**Your goal**: Find all lines in the listing that include the word "will", then copy them.

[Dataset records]
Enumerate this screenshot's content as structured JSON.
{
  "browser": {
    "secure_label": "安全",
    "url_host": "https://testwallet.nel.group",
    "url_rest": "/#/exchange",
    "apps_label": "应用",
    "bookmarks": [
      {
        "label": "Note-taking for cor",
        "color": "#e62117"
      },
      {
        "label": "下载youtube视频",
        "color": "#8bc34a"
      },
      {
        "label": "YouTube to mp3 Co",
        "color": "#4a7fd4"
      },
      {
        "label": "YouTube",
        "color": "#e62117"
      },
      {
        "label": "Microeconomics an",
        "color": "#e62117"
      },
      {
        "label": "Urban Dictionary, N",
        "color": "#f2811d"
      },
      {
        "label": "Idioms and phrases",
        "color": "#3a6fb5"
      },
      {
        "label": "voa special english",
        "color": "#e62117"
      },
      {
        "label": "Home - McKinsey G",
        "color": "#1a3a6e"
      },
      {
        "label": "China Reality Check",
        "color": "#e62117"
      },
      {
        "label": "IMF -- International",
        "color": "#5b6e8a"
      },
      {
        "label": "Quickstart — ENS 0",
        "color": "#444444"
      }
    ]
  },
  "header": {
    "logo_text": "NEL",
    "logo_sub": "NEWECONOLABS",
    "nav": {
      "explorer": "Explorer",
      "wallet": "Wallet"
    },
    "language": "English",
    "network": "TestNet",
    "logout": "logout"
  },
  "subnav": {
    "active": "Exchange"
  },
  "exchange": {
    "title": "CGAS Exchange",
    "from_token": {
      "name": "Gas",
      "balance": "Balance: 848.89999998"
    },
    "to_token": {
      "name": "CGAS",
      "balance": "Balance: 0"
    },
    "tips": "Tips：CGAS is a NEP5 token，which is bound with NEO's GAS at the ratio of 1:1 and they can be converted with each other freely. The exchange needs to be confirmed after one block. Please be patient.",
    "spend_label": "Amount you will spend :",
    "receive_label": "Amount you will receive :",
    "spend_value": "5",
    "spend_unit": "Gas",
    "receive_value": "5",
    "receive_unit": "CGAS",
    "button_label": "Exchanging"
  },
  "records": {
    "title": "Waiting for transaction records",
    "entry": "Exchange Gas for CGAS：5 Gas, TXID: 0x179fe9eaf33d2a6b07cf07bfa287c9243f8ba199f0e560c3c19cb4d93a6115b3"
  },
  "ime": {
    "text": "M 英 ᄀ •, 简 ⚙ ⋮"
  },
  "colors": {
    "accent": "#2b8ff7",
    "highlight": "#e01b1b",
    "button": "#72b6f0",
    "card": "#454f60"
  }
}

**Result of the exercise**:
    "spend_label": "Amount you will spend :",
    "receive_label": "Amount you will receive :",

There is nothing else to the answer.